Dataset items:
___

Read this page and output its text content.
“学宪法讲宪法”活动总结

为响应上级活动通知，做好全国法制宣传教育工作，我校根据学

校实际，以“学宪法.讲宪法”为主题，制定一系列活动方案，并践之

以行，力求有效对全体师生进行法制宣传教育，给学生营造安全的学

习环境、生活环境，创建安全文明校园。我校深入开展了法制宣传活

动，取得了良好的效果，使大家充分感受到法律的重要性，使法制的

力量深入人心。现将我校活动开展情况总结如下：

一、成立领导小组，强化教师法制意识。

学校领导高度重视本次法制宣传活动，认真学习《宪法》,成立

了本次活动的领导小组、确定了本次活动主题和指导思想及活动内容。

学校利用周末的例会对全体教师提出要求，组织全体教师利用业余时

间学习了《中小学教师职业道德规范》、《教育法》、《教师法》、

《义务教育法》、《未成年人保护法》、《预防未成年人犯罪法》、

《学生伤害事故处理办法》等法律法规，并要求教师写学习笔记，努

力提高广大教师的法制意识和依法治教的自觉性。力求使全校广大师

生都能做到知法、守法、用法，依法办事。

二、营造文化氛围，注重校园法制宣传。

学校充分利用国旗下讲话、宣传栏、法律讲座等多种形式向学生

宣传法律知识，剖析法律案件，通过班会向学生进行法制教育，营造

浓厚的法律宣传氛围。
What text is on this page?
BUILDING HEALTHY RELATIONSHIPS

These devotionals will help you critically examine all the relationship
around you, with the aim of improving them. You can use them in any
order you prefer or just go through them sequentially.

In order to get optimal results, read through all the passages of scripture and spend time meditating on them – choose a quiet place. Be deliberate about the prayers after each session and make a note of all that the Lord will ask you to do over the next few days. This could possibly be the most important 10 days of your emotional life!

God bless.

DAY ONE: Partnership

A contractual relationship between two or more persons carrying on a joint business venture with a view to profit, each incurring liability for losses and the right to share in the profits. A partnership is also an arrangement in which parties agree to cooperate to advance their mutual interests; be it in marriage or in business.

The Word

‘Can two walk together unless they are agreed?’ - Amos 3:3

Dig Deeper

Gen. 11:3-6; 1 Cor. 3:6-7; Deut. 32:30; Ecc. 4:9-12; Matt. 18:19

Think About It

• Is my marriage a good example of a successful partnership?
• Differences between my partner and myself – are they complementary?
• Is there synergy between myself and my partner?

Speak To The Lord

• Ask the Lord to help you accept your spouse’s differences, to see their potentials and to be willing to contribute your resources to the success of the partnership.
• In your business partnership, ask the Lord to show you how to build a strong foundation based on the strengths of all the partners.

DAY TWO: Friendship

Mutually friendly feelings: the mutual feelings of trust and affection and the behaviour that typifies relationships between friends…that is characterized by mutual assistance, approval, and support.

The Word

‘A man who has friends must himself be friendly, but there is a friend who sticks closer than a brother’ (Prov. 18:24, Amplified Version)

___

• _What you are asked to do_:
Extract each line of the material exactly as it stands.

• _Reply_:
Read this page and output its text content.
“学宪法讲宪法”活动总结

为响应上级活动通知，做好全国法制宣传教育工作，我校根据学

校实际，以“学宪法.讲宪法”为主题，制定一系列活动方案，并践之

以行，力求有效对全体师生进行法制宣传教育，给学生营造安全的学

习环境、生活环境，创建安全文明校园。我校深入开展了法制宣传活

动，取得了良好的效果，使大家充分感受到法律的重要性，使法制的

力量深入人心。现将我校活动开展情况总结如下：

一、成立领导小组，强化教师法制意识。

学校领导高度重视本次法制宣传活动，认真学习《宪法》,成立

了本次活动的领导小组、确定了本次活动主题和指导思想及活动内容。

学校利用周末的例会对全体教师提出要求，组织全体教师利用业余时

间学习了《中小学教师职业道德规范》、《教育法》、《教师法》、

《义务教育法》、《未成年人保护法》、《预防未成年人犯罪法》、

《学生伤害事故处理办法》等法律法规，并要求教师写学习笔记，努

力提高广大教师的法制意识和依法治教的自觉性。力求使全校广大师

生都能做到知法、守法、用法，依法办事。

二、营造文化氛围，注重校园法制宣传。

学校充分利用国旗下讲话、宣传栏、法律讲座等多种形式向学生

宣传法律知识，剖析法律案件，通过班会向学生进行法制教育，营造

浓厚的法律宣传氛围。
What text is on this page?
BUILDING HEALTHY RELATIONSHIPS

These devotionals will help you critically examine all the relationship
around you, with the aim of improving them. You can use them in any
order you prefer or just go through them sequentially.

In order to get optimal results, read through all the passages of scripture and spend time meditating on them – choose a quiet place. Be deliberate about the prayers after each session and make a note of all that the Lord will ask you to do over the next few days. This could possibly be the most important 10 days of your emotional life!

God bless.

DAY ONE: Partnership

A contractual relationship between two or more persons carrying on a joint business venture with a view to profit, each incurring liability for losses and the right to share in the profits. A partnership is also an arrangement in which parties agree to cooperate to advance their mutual interests; be it in marriage or in business.

The Word

‘Can two walk together unless they are agreed?’ - Amos 3:3

Dig Deeper

Gen. 11:3-6; 1 Cor. 3:6-7; Deut. 32:30; Ecc. 4:9-12; Matt. 18:19

Think About It

• Is my marriage a good example of a successful partnership?
• Differences between my partner and myself – are they complementary?
• Is there synergy between myself and my partner?

Speak To The Lord

• Ask the Lord to help you accept your spouse’s differences, to see their potentials and to be willing to contribute your resources to the success of the partnership.
• In your business partnership, ask the Lord to show you how to build a strong foundation based on the strengths of all the partners.

DAY TWO: Friendship

Mutually friendly feelings: the mutual feelings of trust and affection and the behaviour that typifies relationships between friends…that is characterized by mutual assistance, approval, and support.

The Word

‘A man who has friends must himself be friendly, but there is a friend who sticks closer than a brother’ (Prov. 18:24, Amplified Version)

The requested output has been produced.